_WHAT THE TASK REQUIRES:_ Below is a listing; write it out exactly and drop any images from it.

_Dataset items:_

— START —

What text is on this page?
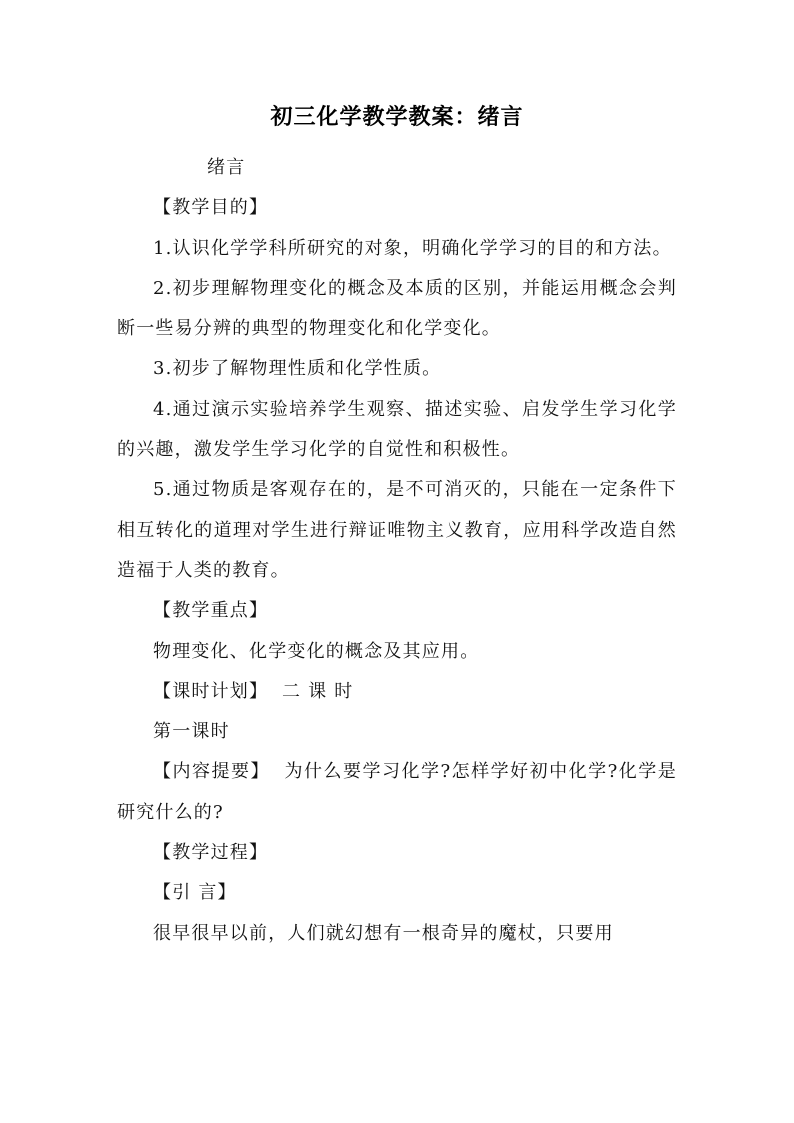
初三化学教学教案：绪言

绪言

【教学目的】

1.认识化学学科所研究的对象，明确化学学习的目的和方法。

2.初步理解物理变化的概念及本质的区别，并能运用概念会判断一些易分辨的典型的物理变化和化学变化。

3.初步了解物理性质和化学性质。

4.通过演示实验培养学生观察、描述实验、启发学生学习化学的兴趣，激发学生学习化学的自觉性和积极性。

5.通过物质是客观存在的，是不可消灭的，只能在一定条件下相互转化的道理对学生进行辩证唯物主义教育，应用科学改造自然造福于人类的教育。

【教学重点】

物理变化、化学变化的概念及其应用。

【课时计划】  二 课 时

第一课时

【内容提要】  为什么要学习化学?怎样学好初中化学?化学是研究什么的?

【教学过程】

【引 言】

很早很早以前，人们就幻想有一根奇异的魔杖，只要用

— END —

_COMPLETED TASK:_
What text is on this page?
初三化学教学教案：绪言

绪言

【教学目的】

1.认识化学学科所研究的对象，明确化学学习的目的和方法。

2.初步理解物理变化的概念及本质的区别，并能运用概念会判断一些易分辨的典型的物理变化和化学变化。

3.初步了解物理性质和化学性质。

4.通过演示实验培养学生观察、描述实验、启发学生学习化学的兴趣，激发学生学习化学的自觉性和积极性。

5.通过物质是客观存在的，是不可消灭的，只能在一定条件下相互转化的道理对学生进行辩证唯物主义教育，应用科学改造自然造福于人类的教育。

【教学重点】

物理变化、化学变化的概念及其应用。

【课时计划】  二 课 时

第一课时

【内容提要】  为什么要学习化学?怎样学好初中化学?化学是研究什么的?

【教学过程】

【引 言】

很早很早以前，人们就幻想有一根奇异的魔杖，只要用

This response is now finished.